WRITTEN PROBLEM ->
Filter this data down to the lines that hold "Existing", and copy them.

(Excerpts from a figure dataset)

================================

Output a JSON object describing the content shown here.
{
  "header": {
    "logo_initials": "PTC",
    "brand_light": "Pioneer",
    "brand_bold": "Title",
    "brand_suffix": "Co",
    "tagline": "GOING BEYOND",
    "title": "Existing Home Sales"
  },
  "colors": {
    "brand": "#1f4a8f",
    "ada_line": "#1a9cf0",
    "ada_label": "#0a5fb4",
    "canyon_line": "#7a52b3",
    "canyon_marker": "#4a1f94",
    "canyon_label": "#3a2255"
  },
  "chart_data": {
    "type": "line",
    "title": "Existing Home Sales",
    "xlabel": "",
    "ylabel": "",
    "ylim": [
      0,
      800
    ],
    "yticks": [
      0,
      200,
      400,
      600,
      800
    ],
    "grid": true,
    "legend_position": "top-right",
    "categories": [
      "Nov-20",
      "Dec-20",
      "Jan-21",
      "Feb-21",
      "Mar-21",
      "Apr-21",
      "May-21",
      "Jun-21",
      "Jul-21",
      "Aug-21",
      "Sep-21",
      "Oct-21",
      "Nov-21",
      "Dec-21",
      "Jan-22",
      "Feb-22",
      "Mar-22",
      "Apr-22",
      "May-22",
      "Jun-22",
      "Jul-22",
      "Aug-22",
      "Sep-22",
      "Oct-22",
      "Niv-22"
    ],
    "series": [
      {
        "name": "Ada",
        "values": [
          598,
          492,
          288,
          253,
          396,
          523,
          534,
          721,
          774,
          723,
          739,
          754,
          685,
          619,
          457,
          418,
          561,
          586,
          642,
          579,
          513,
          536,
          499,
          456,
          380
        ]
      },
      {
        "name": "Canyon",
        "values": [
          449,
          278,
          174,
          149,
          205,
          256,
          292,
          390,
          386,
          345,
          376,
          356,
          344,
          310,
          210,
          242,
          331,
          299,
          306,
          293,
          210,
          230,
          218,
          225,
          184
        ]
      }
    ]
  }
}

================================

THE SOLUTION ->
    "title": "Existing Home Sales"
    "title": "Existing Home Sales",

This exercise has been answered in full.